TASK REQUIREMENTS
Extract from the listing each line in which the word "NEEDFUL" appears.

RECORDS FOR THIS EXERCISE
# # # #

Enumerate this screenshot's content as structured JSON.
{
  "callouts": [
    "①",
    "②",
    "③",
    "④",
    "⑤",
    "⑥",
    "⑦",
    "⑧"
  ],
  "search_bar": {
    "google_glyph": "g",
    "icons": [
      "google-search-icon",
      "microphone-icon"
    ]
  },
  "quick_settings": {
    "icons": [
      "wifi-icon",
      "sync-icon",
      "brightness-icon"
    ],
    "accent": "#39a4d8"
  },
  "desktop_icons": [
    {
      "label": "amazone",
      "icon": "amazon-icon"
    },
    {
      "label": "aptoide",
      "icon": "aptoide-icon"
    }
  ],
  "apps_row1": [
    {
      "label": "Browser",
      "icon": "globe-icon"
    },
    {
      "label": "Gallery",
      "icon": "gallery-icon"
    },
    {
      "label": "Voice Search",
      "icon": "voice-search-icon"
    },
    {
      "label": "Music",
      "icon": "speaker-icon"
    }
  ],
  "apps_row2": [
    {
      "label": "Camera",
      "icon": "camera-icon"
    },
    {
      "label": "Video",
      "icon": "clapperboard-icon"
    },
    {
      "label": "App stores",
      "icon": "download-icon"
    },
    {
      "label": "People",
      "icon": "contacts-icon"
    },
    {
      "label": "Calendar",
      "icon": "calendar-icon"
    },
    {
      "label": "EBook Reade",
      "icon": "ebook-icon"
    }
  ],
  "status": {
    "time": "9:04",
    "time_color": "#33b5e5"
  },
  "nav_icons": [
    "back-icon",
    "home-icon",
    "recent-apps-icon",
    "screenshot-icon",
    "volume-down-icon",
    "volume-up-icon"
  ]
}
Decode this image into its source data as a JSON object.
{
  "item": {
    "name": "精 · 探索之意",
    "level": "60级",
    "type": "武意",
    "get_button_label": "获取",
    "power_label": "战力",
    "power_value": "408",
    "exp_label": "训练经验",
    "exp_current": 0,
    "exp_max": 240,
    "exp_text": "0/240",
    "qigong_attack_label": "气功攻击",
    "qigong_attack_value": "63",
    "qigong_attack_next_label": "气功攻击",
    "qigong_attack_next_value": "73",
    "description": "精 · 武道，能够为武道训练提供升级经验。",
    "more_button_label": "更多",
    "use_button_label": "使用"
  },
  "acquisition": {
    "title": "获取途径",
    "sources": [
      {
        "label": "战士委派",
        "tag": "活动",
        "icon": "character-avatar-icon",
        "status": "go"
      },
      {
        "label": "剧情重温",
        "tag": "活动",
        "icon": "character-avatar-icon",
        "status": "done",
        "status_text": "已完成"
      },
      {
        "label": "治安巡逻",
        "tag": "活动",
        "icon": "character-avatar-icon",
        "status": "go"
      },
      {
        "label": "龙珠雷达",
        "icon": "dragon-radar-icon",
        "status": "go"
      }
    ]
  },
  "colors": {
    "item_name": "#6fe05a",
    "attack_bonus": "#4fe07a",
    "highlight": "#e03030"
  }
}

# # # #

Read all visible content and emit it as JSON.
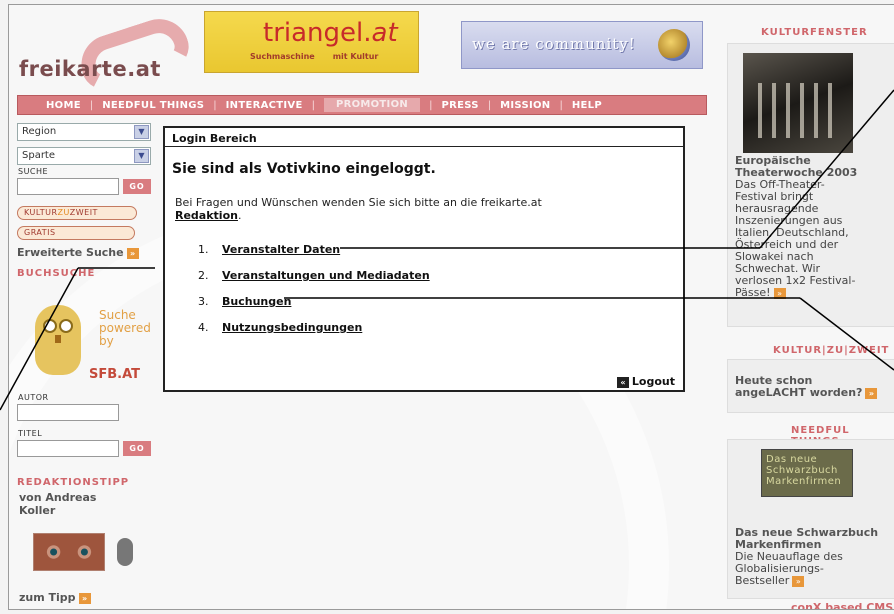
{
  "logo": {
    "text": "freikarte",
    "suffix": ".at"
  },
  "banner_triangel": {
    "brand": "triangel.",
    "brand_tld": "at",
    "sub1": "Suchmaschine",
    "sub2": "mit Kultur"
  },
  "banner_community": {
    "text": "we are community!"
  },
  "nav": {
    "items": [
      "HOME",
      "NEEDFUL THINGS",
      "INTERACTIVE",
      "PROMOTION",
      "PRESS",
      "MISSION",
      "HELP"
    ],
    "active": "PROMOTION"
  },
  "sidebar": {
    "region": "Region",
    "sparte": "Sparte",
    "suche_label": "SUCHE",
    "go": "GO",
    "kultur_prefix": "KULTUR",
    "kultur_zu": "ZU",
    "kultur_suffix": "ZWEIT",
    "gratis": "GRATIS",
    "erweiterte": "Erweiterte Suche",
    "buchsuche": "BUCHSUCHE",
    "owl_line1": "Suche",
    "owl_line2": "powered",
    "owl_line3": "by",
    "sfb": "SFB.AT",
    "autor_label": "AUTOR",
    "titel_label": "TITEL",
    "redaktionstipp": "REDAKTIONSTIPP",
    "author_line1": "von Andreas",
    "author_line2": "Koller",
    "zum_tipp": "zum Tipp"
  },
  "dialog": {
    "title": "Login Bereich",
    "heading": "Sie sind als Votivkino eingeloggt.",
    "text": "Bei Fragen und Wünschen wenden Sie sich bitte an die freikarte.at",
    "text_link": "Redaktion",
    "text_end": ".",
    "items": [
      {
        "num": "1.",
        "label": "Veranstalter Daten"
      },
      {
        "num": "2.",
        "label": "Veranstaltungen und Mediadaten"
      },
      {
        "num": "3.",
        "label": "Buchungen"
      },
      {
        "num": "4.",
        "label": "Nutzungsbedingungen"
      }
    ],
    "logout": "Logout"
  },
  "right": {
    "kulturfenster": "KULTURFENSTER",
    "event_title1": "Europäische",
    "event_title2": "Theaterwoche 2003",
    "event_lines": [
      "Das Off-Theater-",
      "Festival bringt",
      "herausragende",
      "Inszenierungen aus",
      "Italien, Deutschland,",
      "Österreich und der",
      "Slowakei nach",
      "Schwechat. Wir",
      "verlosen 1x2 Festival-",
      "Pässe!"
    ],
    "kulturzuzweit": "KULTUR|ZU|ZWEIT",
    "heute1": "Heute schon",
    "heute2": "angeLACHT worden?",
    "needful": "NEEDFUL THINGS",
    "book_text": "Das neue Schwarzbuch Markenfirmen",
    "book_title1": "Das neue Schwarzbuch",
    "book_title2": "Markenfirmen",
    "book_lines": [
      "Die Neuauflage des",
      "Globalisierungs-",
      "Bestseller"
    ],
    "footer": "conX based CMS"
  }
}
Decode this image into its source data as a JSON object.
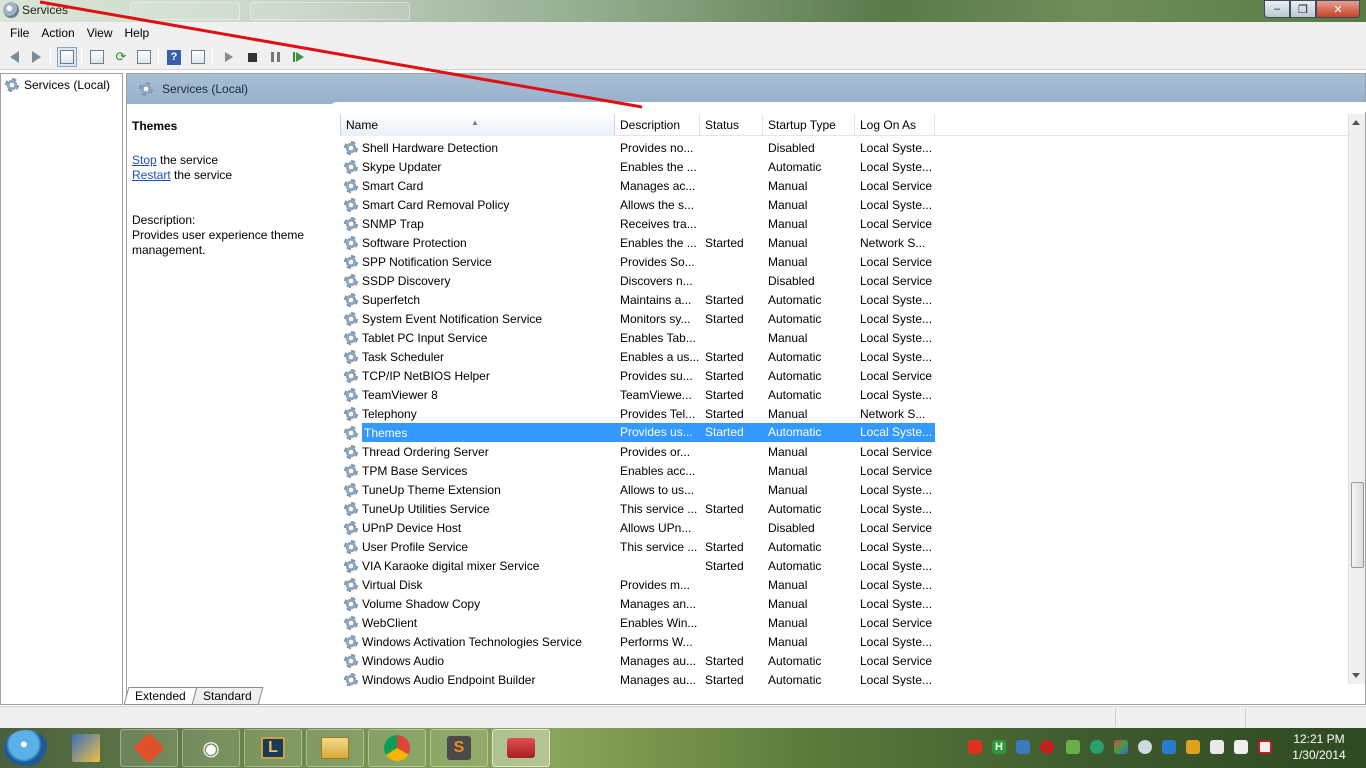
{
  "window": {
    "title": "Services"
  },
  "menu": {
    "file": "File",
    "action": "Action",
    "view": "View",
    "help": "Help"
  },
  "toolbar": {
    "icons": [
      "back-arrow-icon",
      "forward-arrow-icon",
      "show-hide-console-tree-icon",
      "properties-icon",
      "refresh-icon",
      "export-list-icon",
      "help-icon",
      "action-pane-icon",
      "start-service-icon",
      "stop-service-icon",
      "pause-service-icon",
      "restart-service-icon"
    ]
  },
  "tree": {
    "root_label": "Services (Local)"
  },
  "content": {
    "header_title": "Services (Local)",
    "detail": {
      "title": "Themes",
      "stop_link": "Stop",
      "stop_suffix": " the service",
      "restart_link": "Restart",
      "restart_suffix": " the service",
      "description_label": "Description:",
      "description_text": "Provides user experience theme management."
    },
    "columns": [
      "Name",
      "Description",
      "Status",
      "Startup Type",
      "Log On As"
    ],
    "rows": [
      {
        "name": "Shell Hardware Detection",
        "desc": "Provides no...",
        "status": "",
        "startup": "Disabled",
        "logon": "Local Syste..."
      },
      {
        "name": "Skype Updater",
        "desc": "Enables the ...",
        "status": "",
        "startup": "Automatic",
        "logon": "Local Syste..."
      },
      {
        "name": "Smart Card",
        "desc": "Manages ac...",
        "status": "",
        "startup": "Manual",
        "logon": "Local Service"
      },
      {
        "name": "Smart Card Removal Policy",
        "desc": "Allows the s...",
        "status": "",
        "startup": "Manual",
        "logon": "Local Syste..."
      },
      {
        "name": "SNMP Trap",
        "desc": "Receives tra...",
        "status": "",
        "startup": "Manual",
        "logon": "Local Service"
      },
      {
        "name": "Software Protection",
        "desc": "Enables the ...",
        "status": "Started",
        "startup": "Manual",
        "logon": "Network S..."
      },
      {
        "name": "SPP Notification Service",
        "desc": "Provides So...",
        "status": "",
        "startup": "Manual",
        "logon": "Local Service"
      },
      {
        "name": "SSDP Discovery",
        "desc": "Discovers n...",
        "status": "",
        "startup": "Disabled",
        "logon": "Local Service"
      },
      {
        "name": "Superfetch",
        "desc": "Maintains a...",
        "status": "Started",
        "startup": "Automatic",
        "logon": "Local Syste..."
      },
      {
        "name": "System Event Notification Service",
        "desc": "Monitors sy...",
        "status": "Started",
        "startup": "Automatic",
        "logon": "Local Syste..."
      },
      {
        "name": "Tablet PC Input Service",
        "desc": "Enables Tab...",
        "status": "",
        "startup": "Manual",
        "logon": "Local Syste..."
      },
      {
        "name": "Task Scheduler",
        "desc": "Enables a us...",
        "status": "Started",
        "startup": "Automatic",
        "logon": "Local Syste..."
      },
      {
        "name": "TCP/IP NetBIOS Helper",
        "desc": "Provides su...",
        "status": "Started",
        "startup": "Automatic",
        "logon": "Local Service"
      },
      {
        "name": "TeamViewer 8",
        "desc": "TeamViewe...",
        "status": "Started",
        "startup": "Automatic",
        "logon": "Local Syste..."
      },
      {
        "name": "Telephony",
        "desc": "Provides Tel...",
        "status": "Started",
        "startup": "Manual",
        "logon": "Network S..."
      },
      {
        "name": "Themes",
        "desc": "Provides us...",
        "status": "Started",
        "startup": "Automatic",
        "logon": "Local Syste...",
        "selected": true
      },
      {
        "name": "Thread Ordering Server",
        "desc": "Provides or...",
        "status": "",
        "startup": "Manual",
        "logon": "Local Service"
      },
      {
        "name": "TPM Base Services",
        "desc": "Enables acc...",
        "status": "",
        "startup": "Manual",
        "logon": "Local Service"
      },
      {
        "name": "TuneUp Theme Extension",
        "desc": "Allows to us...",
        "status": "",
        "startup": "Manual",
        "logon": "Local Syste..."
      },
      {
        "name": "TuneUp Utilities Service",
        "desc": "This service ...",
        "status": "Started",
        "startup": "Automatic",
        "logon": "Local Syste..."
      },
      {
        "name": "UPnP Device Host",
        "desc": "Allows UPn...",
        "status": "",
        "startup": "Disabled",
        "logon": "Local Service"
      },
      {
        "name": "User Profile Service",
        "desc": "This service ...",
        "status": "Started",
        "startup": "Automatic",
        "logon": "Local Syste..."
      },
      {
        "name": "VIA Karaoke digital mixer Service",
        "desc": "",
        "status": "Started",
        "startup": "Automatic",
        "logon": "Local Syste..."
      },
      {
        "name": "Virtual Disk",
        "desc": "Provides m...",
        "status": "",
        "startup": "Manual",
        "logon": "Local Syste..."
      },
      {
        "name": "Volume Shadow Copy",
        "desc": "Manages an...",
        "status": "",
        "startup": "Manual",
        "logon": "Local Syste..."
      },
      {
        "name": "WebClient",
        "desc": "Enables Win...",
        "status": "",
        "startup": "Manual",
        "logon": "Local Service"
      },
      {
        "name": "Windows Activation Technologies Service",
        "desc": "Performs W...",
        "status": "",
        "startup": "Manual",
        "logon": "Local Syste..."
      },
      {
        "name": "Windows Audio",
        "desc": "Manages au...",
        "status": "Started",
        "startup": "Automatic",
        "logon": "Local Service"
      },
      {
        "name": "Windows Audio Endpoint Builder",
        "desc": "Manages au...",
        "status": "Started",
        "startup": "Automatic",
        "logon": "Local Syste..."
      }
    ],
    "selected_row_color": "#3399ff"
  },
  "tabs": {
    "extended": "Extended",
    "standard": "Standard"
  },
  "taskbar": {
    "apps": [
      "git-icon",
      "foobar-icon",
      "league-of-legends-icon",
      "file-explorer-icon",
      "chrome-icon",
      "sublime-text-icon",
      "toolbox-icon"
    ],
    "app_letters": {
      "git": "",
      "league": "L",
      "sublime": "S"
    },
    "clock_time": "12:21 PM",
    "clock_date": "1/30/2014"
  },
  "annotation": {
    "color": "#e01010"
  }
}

# # # #

IN RESPONSE
      "NEEDFUL THINGS",
    "needful": "NEEDFUL THINGS",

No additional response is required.